THE EXERCISE: Copy every record below exactly.

Data entries:

===============

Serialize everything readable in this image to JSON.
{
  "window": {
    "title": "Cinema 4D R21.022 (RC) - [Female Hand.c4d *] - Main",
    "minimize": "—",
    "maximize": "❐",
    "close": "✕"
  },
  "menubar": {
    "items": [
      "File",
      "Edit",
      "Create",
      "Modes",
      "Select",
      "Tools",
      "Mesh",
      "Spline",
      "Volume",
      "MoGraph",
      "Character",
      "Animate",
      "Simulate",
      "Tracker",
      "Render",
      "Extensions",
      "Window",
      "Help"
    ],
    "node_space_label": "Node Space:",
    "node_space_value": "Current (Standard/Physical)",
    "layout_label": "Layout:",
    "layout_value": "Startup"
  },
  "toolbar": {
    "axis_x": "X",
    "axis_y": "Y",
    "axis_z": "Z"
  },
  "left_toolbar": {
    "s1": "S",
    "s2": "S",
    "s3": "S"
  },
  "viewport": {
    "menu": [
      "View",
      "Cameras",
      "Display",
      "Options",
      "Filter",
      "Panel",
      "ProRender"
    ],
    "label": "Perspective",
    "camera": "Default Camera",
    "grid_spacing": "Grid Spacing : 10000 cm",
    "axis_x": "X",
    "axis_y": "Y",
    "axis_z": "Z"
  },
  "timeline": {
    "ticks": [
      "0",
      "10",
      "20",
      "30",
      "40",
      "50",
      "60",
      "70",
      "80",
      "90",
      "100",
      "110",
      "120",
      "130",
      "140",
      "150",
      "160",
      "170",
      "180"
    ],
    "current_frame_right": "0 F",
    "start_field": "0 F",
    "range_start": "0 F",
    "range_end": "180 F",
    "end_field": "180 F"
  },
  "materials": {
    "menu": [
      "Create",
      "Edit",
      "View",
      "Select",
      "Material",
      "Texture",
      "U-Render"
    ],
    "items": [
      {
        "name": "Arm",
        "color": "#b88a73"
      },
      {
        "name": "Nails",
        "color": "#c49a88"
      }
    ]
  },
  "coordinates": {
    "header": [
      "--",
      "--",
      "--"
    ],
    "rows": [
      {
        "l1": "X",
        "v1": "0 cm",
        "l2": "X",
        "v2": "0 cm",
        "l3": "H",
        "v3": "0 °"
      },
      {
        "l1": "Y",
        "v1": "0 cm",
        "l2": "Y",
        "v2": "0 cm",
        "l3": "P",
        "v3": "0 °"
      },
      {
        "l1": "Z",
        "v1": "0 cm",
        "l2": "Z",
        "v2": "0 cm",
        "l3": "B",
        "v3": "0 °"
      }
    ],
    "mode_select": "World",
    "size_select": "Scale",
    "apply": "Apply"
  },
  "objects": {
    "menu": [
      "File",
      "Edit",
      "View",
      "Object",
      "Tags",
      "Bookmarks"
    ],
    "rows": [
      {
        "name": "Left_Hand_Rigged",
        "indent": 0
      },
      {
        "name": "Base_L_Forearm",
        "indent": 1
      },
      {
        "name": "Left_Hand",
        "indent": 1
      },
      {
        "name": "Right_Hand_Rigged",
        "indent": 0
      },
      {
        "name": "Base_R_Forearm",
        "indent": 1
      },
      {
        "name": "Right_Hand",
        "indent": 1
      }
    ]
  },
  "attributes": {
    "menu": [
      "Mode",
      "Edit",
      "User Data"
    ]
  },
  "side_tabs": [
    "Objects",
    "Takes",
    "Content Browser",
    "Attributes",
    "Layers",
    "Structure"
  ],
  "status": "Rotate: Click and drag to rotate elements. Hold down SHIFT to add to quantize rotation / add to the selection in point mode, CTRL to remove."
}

===============

SOLUTION FOR THIS EXERCISE:
Serialize everything readable in this image to JSON.
{
  "window": {
    "title": "Cinema 4D R21.022 (RC) - [Female Hand.c4d *] - Main",
    "minimize": "—",
    "maximize": "❐",
    "close": "✕"
  },
  "menubar": {
    "items": [
      "File",
      "Edit",
      "Create",
      "Modes",
      "Select",
      "Tools",
      "Mesh",
      "Spline",
      "Volume",
      "MoGraph",
      "Character",
      "Animate",
      "Simulate",
      "Tracker",
      "Render",
      "Extensions",
      "Window",
      "Help"
    ],
    "node_space_label": "Node Space:",
    "node_space_value": "Current (Standard/Physical)",
    "layout_label": "Layout:",
    "layout_value": "Startup"
  },
  "toolbar": {
    "axis_x": "X",
    "axis_y": "Y",
    "axis_z": "Z"
  },
  "left_toolbar": {
    "s1": "S",
    "s2": "S",
    "s3": "S"
  },
  "viewport": {
    "menu": [
      "View",
      "Cameras",
      "Display",
      "Options",
      "Filter",
      "Panel",
      "ProRender"
    ],
    "label": "Perspective",
    "camera": "Default Camera",
    "grid_spacing": "Grid Spacing : 10000 cm",
    "axis_x": "X",
    "axis_y": "Y",
    "axis_z": "Z"
  },
  "timeline": {
    "ticks": [
      "0",
      "10",
      "20",
      "30",
      "40",
      "50",
      "60",
      "70",
      "80",
      "90",
      "100",
      "110",
      "120",
      "130",
      "140",
      "150",
      "160",
      "170",
      "180"
    ],
    "current_frame_right": "0 F",
    "start_field": "0 F",
    "range_start": "0 F",
    "range_end": "180 F",
    "end_field": "180 F"
  },
  "materials": {
    "menu": [
      "Create",
      "Edit",
      "View",
      "Select",
      "Material",
      "Texture",
      "U-Render"
    ],
    "items": [
      {
        "name": "Arm",
        "color": "#b88a73"
      },
      {
        "name": "Nails",
        "color": "#c49a88"
      }
    ]
  },
  "coordinates": {
    "header": [
      "--",
      "--",
      "--"
    ],
    "rows": [
      {
        "l1": "X",
        "v1": "0 cm",
        "l2": "X",
        "v2": "0 cm",
        "l3": "H",
        "v3": "0 °"
      },
      {
        "l1": "Y",
        "v1": "0 cm",
        "l2": "Y",
        "v2": "0 cm",
        "l3": "P",
        "v3": "0 °"
      },
      {
        "l1": "Z",
        "v1": "0 cm",
        "l2": "Z",
        "v2": "0 cm",
        "l3": "B",
        "v3": "0 °"
      }
    ],
    "mode_select": "World",
    "size_select": "Scale",
    "apply": "Apply"
  },
  "objects": {
    "menu": [
      "File",
      "Edit",
      "View",
      "Object",
      "Tags",
      "Bookmarks"
    ],
    "rows": [
      {
        "name": "Left_Hand_Rigged",
        "indent": 0
      },
      {
        "name": "Base_L_Forearm",
        "indent": 1
      },
      {
        "name": "Left_Hand",
        "indent": 1
      },
      {
        "name": "Right_Hand_Rigged",
        "indent": 0
      },
      {
        "name": "Base_R_Forearm",
        "indent": 1
      },
      {
        "name": "Right_Hand",
        "indent": 1
      }
    ]
  },
  "attributes": {
    "menu": [
      "Mode",
      "Edit",
      "User Data"
    ]
  },
  "side_tabs": [
    "Objects",
    "Takes",
    "Content Browser",
    "Attributes",
    "Layers",
    "Structure"
  ],
  "status": "Rotate: Click and drag to rotate elements. Hold down SHIFT to add to quantize rotation / add to the selection in point mode, CTRL to remove."
}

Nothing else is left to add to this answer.